[Written task] Retype the full set of records. Keep every character identical.

[Data for this exercise]
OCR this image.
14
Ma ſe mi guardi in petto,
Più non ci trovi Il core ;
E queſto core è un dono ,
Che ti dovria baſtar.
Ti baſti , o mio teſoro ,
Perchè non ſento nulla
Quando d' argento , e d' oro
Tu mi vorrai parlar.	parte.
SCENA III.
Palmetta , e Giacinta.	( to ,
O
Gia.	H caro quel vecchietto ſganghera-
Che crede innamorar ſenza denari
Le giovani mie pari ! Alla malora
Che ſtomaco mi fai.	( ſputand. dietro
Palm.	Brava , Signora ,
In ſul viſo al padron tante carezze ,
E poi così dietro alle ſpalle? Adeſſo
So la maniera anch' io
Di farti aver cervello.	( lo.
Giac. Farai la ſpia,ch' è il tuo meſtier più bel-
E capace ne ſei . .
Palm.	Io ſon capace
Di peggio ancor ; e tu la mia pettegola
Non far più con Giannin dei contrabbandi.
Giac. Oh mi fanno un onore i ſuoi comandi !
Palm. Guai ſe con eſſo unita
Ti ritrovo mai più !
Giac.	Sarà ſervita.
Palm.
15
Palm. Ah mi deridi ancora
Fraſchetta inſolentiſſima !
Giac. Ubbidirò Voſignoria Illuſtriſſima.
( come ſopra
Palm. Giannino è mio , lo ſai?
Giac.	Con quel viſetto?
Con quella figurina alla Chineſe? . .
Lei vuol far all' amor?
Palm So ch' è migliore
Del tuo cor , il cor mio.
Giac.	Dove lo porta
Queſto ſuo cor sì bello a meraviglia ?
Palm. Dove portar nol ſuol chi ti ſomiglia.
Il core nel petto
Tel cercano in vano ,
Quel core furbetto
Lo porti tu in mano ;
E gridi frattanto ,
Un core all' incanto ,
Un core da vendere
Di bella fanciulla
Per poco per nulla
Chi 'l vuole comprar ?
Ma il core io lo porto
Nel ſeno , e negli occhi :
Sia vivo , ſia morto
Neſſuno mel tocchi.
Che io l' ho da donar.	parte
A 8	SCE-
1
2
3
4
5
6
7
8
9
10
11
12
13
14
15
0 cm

[Worked solution]
OCR this image.
14
Ma ſe mi guardi in petto,
Più non ci trovi Il core ;
E queſto core è un dono ,
Che ti dovria baſtar.
Ti baſti , o mio teſoro ,
Perchè non ſento nulla
Quando d' argento , e d' oro
Tu mi vorrai parlar.	parte.
SCENA III.
Palmetta , e Giacinta.	( to ,
O
Gia.	H caro quel vecchietto ſganghera-
Che crede innamorar ſenza denari
Le giovani mie pari ! Alla malora
Che ſtomaco mi fai.	( ſputand. dietro
Palm.	Brava , Signora ,
In ſul viſo al padron tante carezze ,
E poi così dietro alle ſpalle? Adeſſo
So la maniera anch' io
Di farti aver cervello.	( lo.
Giac. Farai la ſpia,ch' è il tuo meſtier più bel-
E capace ne ſei . .
Palm.	Io ſon capace
Di peggio ancor ; e tu la mia pettegola
Non far più con Giannin dei contrabbandi.
Giac. Oh mi fanno un onore i ſuoi comandi !
Palm. Guai ſe con eſſo unita
Ti ritrovo mai più !
Giac.	Sarà ſervita.
Palm.
15
Palm. Ah mi deridi ancora
Fraſchetta inſolentiſſima !
Giac. Ubbidirò Voſignoria Illuſtriſſima.
( come ſopra
Palm. Giannino è mio , lo ſai?
Giac.	Con quel viſetto?
Con quella figurina alla Chineſe? . .
Lei vuol far all' amor?
Palm So ch' è migliore
Del tuo cor , il cor mio.
Giac.	Dove lo porta
Queſto ſuo cor sì bello a meraviglia ?
Palm. Dove portar nol ſuol chi ti ſomiglia.
Il core nel petto
Tel cercano in vano ,
Quel core furbetto
Lo porti tu in mano ;
E gridi frattanto ,
Un core all' incanto ,
Un core da vendere
Di bella fanciulla
Per poco per nulla
Chi 'l vuole comprar ?
Ma il core io lo porto
Nel ſeno , e negli occhi :
Sia vivo , ſia morto
Neſſuno mel tocchi.
Che io l' ho da donar.	parte
A 8	SCE-
1
2
3
4
5
6
7
8
9
10
11
12
13
14
15
0 cm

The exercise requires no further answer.